Begin Supplied information

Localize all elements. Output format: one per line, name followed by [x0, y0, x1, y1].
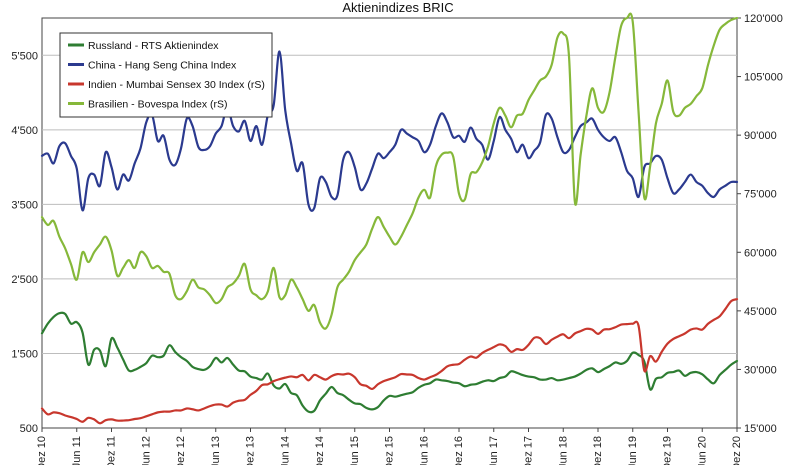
- y-left-tick-label: 1'500: [11, 348, 38, 360]
- y-right-tick-label: 30'000: [744, 364, 777, 376]
- x-tick-label: Jun 12: [140, 436, 152, 465]
- x-tick-label: Jun 20: [696, 436, 708, 465]
- legend: Russland - RTS Aktienindex China - Hang S…: [59, 32, 273, 118]
- x-tick-label: Dez 10: [36, 436, 48, 465]
- y-right-tick-label: 75'000: [744, 189, 777, 201]
- x-tick-label: Dez 11: [106, 436, 118, 465]
- x-tick-label: Dez 20: [731, 436, 743, 465]
- x-tick-label: Dez 18: [592, 436, 604, 465]
- right-axis: 15'000 30'000 45'000 60'000 75'000 90'000 105'…: [737, 13, 783, 435]
- y-left-tick-label: 4'500: [11, 125, 38, 137]
- x-tick-label: Jun 11: [71, 436, 83, 465]
- y-left-tick-label: 5'500: [11, 50, 38, 62]
- x-tick-label: Jun 15: [349, 436, 361, 465]
- y-right-tick-label: 45'000: [744, 306, 777, 318]
- x-tick-label: Jun 13: [210, 436, 222, 465]
- x-tick-label: Jun 18: [557, 436, 569, 465]
- x-tick-label: Jun 19: [627, 436, 639, 465]
- series-layer: [40, 12, 739, 425]
- chart-title: Aktienindizes BRIC: [342, 0, 453, 15]
- legend-label: Russland - RTS Aktienindex: [88, 40, 219, 52]
- left-axis: 500 1'500 2'500 3'500 4'500 5'500: [11, 50, 38, 435]
- x-tick-label: Jun 17: [488, 436, 500, 465]
- x-tick-label: Dez 19: [662, 436, 674, 465]
- y-right-tick-label: 120'000: [744, 13, 783, 25]
- series-line-1: [40, 311, 739, 414]
- legend-label: Indien - Mumbai Sensex 30 Index (rS): [88, 79, 265, 91]
- y-left-tick-label: 3'500: [11, 199, 38, 211]
- x-tick-label: Jun 16: [418, 436, 430, 465]
- y-left-tick-label: 2'500: [11, 274, 38, 286]
- x-tick-label: Dez 13: [245, 436, 257, 465]
- y-right-tick-label: 90'000: [744, 130, 777, 142]
- x-tick-label: Dez 17: [523, 436, 535, 465]
- series-line-3: [40, 298, 739, 425]
- y-right-tick-label: 60'000: [744, 247, 777, 259]
- x-tick-label: Dez 15: [384, 436, 396, 465]
- x-tick-label: Dez 14: [314, 436, 326, 465]
- series-line-4: [40, 12, 739, 330]
- x-tick-label: Dez 16: [453, 436, 465, 465]
- y-right-tick-label: 15'000: [744, 423, 777, 435]
- x-tick-label: Jun 14: [279, 436, 291, 465]
- y-right-tick-label: 105'000: [744, 72, 783, 84]
- legend-box: [59, 32, 273, 118]
- legend-label: China - Hang Seng China Index: [88, 60, 237, 72]
- legend-label: Brasilien - Bovespa Index (rS): [88, 99, 227, 111]
- series-line-2: [40, 50, 739, 212]
- x-tick-label: Dez 12: [175, 436, 187, 465]
- x-axis: Dez 10 Jun 11 Dez 11 Jun 12 Dez 12 Jun 13 Dez …: [36, 428, 743, 465]
- y-left-tick-label: 500: [20, 423, 38, 435]
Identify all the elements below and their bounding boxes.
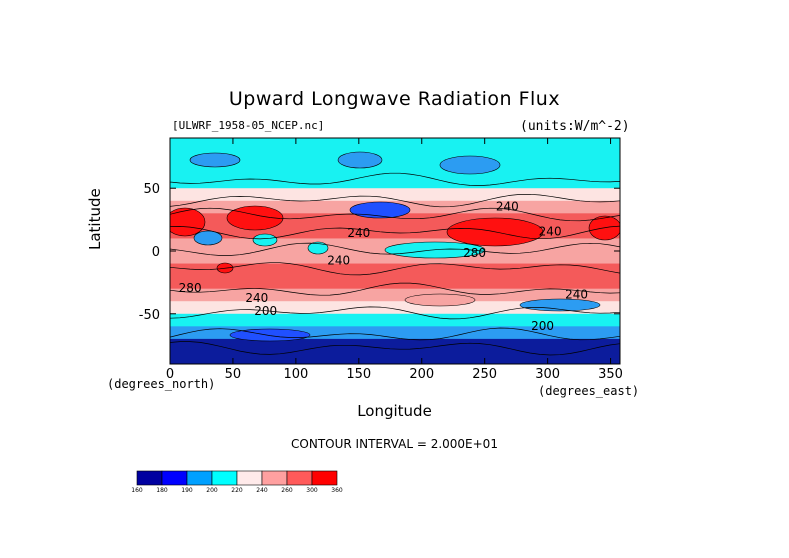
- lat-band--30: [170, 288, 620, 302]
- colorbar-label-7: 300: [306, 487, 318, 494]
- colorbar-label-1: 180: [156, 487, 168, 494]
- contour-label-9: 200: [531, 319, 554, 333]
- colorbar-label-5: 240: [256, 487, 268, 494]
- lat-band-70: [170, 163, 620, 177]
- contour-line: [170, 262, 620, 276]
- colorbar-swatch-6: [286, 470, 313, 486]
- contour-line: [170, 225, 620, 240]
- colorbar-swatch-2: [186, 470, 213, 486]
- x-axis-label: Longitude: [357, 402, 432, 420]
- y-tick-label: 0: [152, 245, 160, 260]
- lat-band-50: [170, 188, 620, 202]
- feature-blob: [189, 152, 241, 168]
- x-unit-caption: (degrees_east): [538, 384, 640, 398]
- lat-band-0: [170, 251, 620, 265]
- colorbar-label-0: 160: [131, 487, 143, 494]
- contour-line: [170, 327, 620, 341]
- contour-line: [170, 341, 620, 356]
- file-label: [ULWRF_1958-05_NCEP.nc]: [172, 119, 325, 132]
- contour-label-1: 240: [539, 225, 562, 239]
- contour-line: [170, 172, 620, 186]
- colorbar-swatch-3: [211, 470, 238, 486]
- lat-band--80: [170, 351, 620, 364]
- contour-line: [170, 193, 620, 208]
- x-tick-label: 0: [166, 367, 174, 382]
- contour-line: [170, 282, 620, 296]
- contour-label-2: 240: [347, 226, 370, 240]
- chart-title: Upward Longwave Radiation Flux: [228, 88, 561, 110]
- colorbar-swatch-4: [236, 470, 263, 486]
- contour-interval-text: CONTOUR INTERVAL = 2.000E+01: [291, 437, 498, 451]
- contour-line: [170, 242, 620, 256]
- lat-band--40: [170, 301, 620, 315]
- contour-line: [170, 306, 620, 320]
- feature-blob: [193, 230, 223, 246]
- lat-band--70: [170, 338, 620, 352]
- y-unit-caption: (degrees_north): [107, 377, 216, 391]
- feature-blob: [337, 151, 383, 169]
- contour-lines: [170, 172, 620, 356]
- contour-line: [170, 207, 620, 222]
- x-tick-label: 200: [409, 367, 434, 382]
- colorbar-swatch-1: [161, 470, 188, 486]
- lat-band-90: [170, 138, 620, 152]
- y-tick-label: 50: [143, 182, 160, 197]
- x-tick-label: 100: [283, 367, 308, 382]
- feature-blob: [349, 201, 411, 219]
- colorbar-label-3: 200: [206, 487, 218, 494]
- contour-label-0: 240: [496, 200, 519, 214]
- x-tick-label: 250: [472, 367, 497, 382]
- contour-label-6: 240: [245, 291, 268, 305]
- axis-ticks: 0 50 100 150 200 250 300 350 -50 0 50: [139, 138, 623, 382]
- lat-band--20: [170, 276, 620, 290]
- units-label: (units:W/m^-2): [520, 119, 630, 134]
- contour-label-7: 200: [254, 304, 277, 318]
- x-tick-label: 350: [598, 367, 623, 382]
- feature-blob: [252, 233, 278, 247]
- colorbar: 160 180 190 200 220 240 260 300 360: [131, 470, 343, 494]
- contour-label-8: 240: [565, 287, 588, 301]
- x-tick-label: 300: [535, 367, 560, 382]
- lat-band-60: [170, 175, 620, 189]
- colorbar-swatch-7: [311, 470, 338, 486]
- colorbar-label-8: 360: [331, 487, 343, 494]
- contour-label-5: 280: [179, 281, 202, 295]
- lat-band--50: [170, 313, 620, 327]
- feature-blob: [519, 298, 601, 312]
- colorbar-label-6: 260: [281, 487, 293, 494]
- feature-blob: [170, 207, 206, 237]
- feature-blob: [439, 155, 501, 175]
- feature-blob: [404, 293, 476, 307]
- contour-label-3: 240: [327, 254, 350, 268]
- feature-blob: [307, 241, 329, 255]
- x-tick-label: 50: [225, 367, 242, 382]
- colorbar-swatch-5: [261, 470, 288, 486]
- y-tick-label: -50: [139, 308, 160, 323]
- lat-band--10: [170, 263, 620, 277]
- colorbar-label-2: 190: [181, 487, 193, 494]
- contour-label-4: 280: [463, 246, 486, 260]
- lat-band-80: [170, 150, 620, 164]
- colorbar-swatch-0: [136, 470, 163, 486]
- x-tick-label: 150: [346, 367, 371, 382]
- colorbar-label-4: 220: [231, 487, 243, 494]
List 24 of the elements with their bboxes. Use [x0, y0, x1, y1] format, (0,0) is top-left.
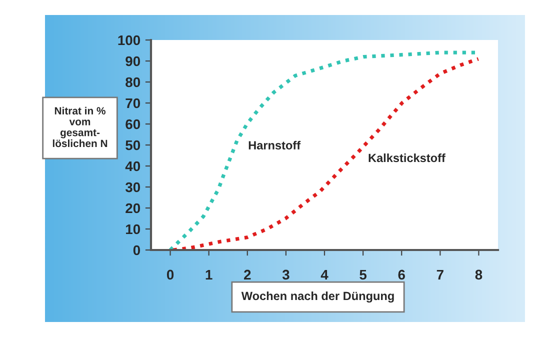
y-tick-label: 50 [126, 140, 140, 150]
x-tick-label: 1 [206, 270, 212, 280]
x-tick-label: 5 [360, 270, 367, 280]
y-tick-label: 0 [133, 245, 140, 256]
y-tick-label: 100 [118, 35, 140, 46]
y-tick-label: 20 [126, 203, 140, 214]
y-axis-title: Nitrat in % vom gesamt- löslichen N [52, 106, 108, 148]
x-tick-label: 6 [398, 270, 405, 280]
x-axis-title: Wochen nach der Düngung [241, 291, 394, 303]
x-tick-label: 4 [320, 270, 328, 280]
y-tick-label: 10 [126, 224, 140, 234]
y-tick-label: 30 [125, 182, 140, 192]
y-tick-label: 80 [126, 77, 140, 88]
series-label: Kalkstickstoff [368, 153, 446, 162]
y-tick-label: 70 [126, 98, 140, 108]
y-tick-label: 90 [126, 56, 140, 66]
x-tick-label: 8 [475, 270, 482, 280]
series-label: Harnstoff [248, 140, 301, 150]
x-tick-label: 7 [436, 270, 444, 280]
x-tick-label: 2 [244, 270, 251, 280]
x-tick-label: 3 [282, 270, 290, 280]
y-tick-label: 60 [126, 119, 140, 130]
y-tick-label: 40 [125, 161, 140, 172]
x-tick-label: 0 [166, 270, 174, 280]
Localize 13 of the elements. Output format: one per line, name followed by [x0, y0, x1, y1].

End Supplied information

In the listing, give again the lines from the line with "- lat-band--30: [170, 288, 620, 302]" up to and including the line with "- contour-line: [170, 341, 620, 356]", swapping "Longitude" for "Lon" and leaving everything else unchanged.

- lat-band--30: [170, 288, 620, 302]
- colorbar-label-7: 300: [306, 487, 318, 494]
- colorbar-label-1: 180: [156, 487, 168, 494]
- contour-label-9: 200: [531, 319, 554, 333]
- colorbar-label-5: 240: [256, 487, 268, 494]
- lat-band-70: [170, 163, 620, 177]
- contour-line: [170, 262, 620, 276]
- colorbar-swatch-6: [286, 470, 313, 486]
- contour-line: [170, 225, 620, 240]
- colorbar-swatch-2: [186, 470, 213, 486]
- x-axis-label: Lon: [357, 402, 432, 420]
- y-tick-label: 0: [152, 245, 160, 260]
- lat-band-50: [170, 188, 620, 202]
- feature-blob: [189, 152, 241, 168]
- x-unit-caption: (degrees_east): [538, 384, 640, 398]
- lat-band-0: [170, 251, 620, 265]
- colorbar-label-0: 160: [131, 487, 143, 494]
- contour-line: [170, 327, 620, 341]
- contour-line: [170, 341, 620, 356]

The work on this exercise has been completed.